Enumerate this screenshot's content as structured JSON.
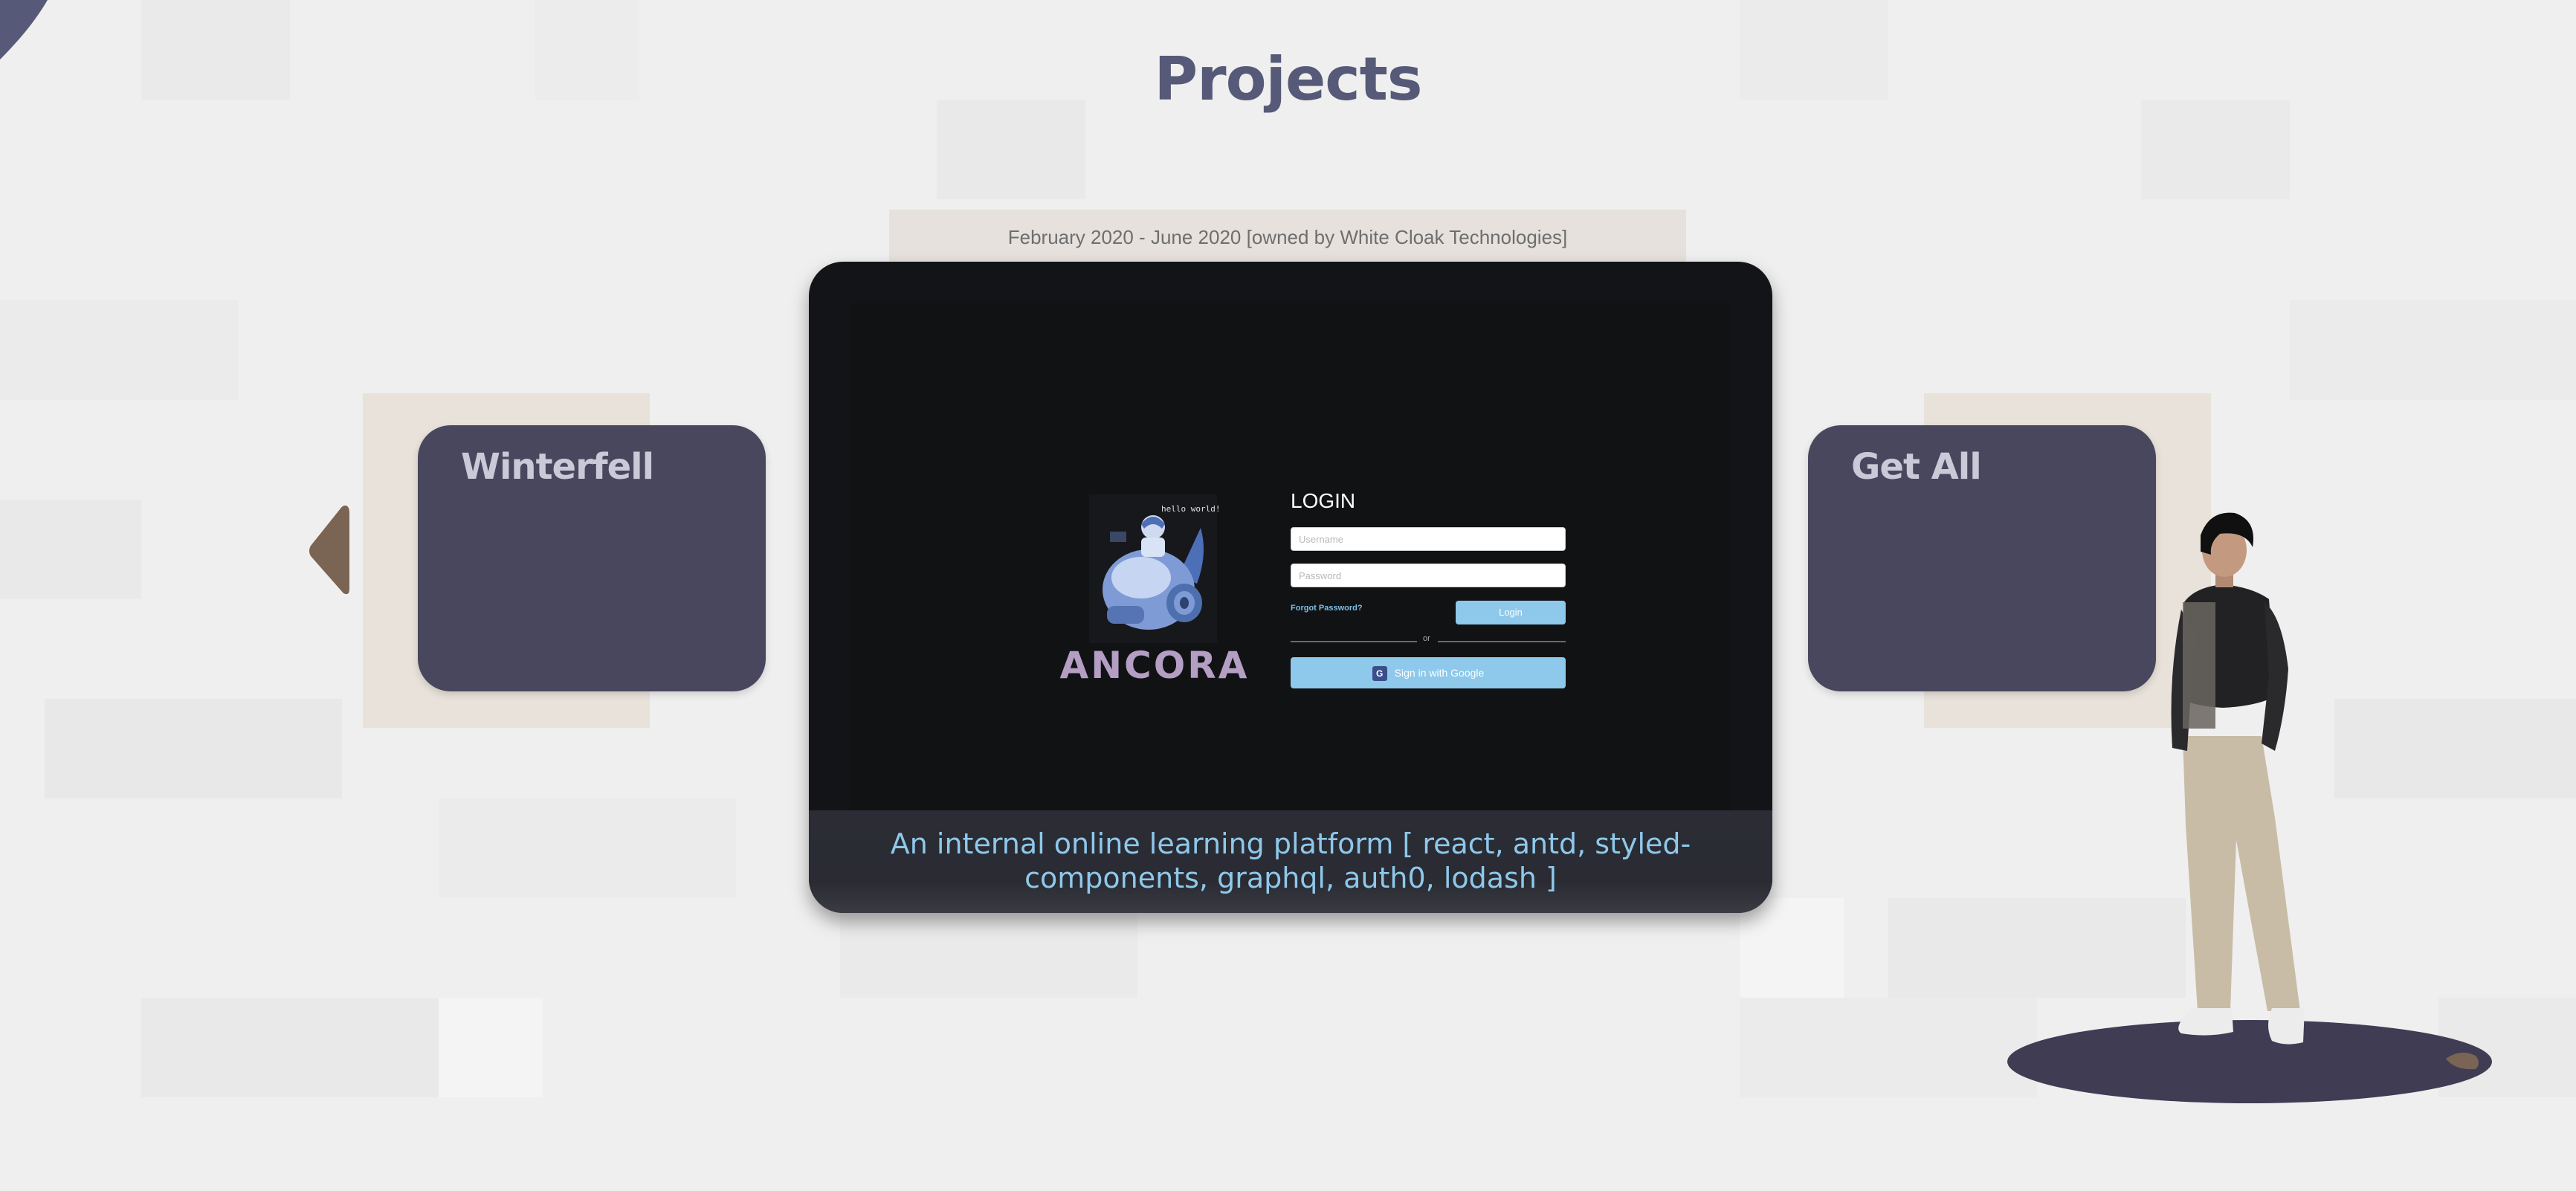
{
  "page": {
    "title": "Projects"
  },
  "carousel": {
    "previous": {
      "title": "Winterfell"
    },
    "current": {
      "dates": "February 2020 - June 2020 [owned by White Cloak Technologies]",
      "description": "An internal online learning platform [ react, antd, styled-components, graphql, auth0, lodash ]",
      "screenshot": {
        "logo_text": "ANCORA",
        "logo_caption": "hello world!",
        "login_heading": "LOGIN",
        "username_placeholder": "Username",
        "password_placeholder": "Password",
        "forgot_label": "Forgot Password?",
        "login_button": "Login",
        "divider_label": "or",
        "google_button": "Sign in with Google"
      }
    },
    "next": {
      "title": "Get All"
    }
  },
  "colors": {
    "background": "#efefef",
    "title": "#565a78",
    "side_card": "#48475e",
    "accent_arrow": "#7a6453",
    "caption_text": "#8ec8ea",
    "platform": "#3f3c54"
  },
  "icons": [
    "previous-arrow-icon",
    "google-icon",
    "ancora-mascot-icon"
  ]
}
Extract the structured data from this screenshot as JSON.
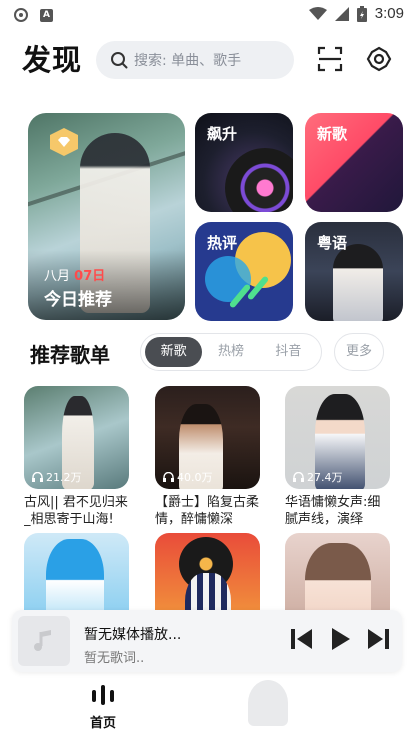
{
  "status": {
    "time": "3:09"
  },
  "header": {
    "title": "发现",
    "search_placeholder": "搜索: 单曲、歌手"
  },
  "featured": {
    "daily": {
      "month": "八月",
      "day": "07日",
      "label": "今日推荐"
    },
    "cards": [
      {
        "label": "飙升"
      },
      {
        "label": "新歌"
      },
      {
        "label": "热评"
      },
      {
        "label": "粤语"
      }
    ]
  },
  "playlists": {
    "title": "推荐歌单",
    "tabs": [
      "新歌",
      "热榜",
      "抖音"
    ],
    "active_tab": "新歌",
    "more_label": "更多",
    "items": [
      {
        "count": "21.2万",
        "name": "古风|| 君不见归来_相思寄于山海!"
      },
      {
        "count": "40.0万",
        "name": "【爵士】陷复古柔情，醉慵懒深"
      },
      {
        "count": "27.4万",
        "name": "华语慵懒女声:细腻声线，演绎"
      },
      {
        "count": "",
        "name": ""
      },
      {
        "count": "",
        "name": ""
      },
      {
        "count": "",
        "name": ""
      }
    ]
  },
  "player": {
    "title": "暂无媒体播放...",
    "lyrics": "暂无歌词.."
  },
  "nav": {
    "home_label": "首页"
  },
  "colors": {
    "accent_red": "#ff4b4b",
    "tab_active": "#4a4d52"
  }
}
━━━━
» Task to carry out
Using the records above, extract exactly and only the lines from the one with "Extract the structured" through the final line, inclusive, leaving out pictures.

» Answer
Extract the structured data from this screenshot as JSON.
{
  "status": {
    "time": "3:09"
  },
  "header": {
    "title": "发现",
    "search_placeholder": "搜索: 单曲、歌手"
  },
  "featured": {
    "daily": {
      "month": "八月",
      "day": "07日",
      "label": "今日推荐"
    },
    "cards": [
      {
        "label": "飙升"
      },
      {
        "label": "新歌"
      },
      {
        "label": "热评"
      },
      {
        "label": "粤语"
      }
    ]
  },
  "playlists": {
    "title": "推荐歌单",
    "tabs": [
      "新歌",
      "热榜",
      "抖音"
    ],
    "active_tab": "新歌",
    "more_label": "更多",
    "items": [
      {
        "count": "21.2万",
        "name": "古风|| 君不见归来_相思寄于山海!"
      },
      {
        "count": "40.0万",
        "name": "【爵士】陷复古柔情，醉慵懒深"
      },
      {
        "count": "27.4万",
        "name": "华语慵懒女声:细腻声线，演绎"
      },
      {
        "count": "",
        "name": ""
      },
      {
        "count": "",
        "name": ""
      },
      {
        "count": "",
        "name": ""
      }
    ]
  },
  "player": {
    "title": "暂无媒体播放...",
    "lyrics": "暂无歌词.."
  },
  "nav": {
    "home_label": "首页"
  },
  "colors": {
    "accent_red": "#ff4b4b",
    "tab_active": "#4a4d52"
  }
}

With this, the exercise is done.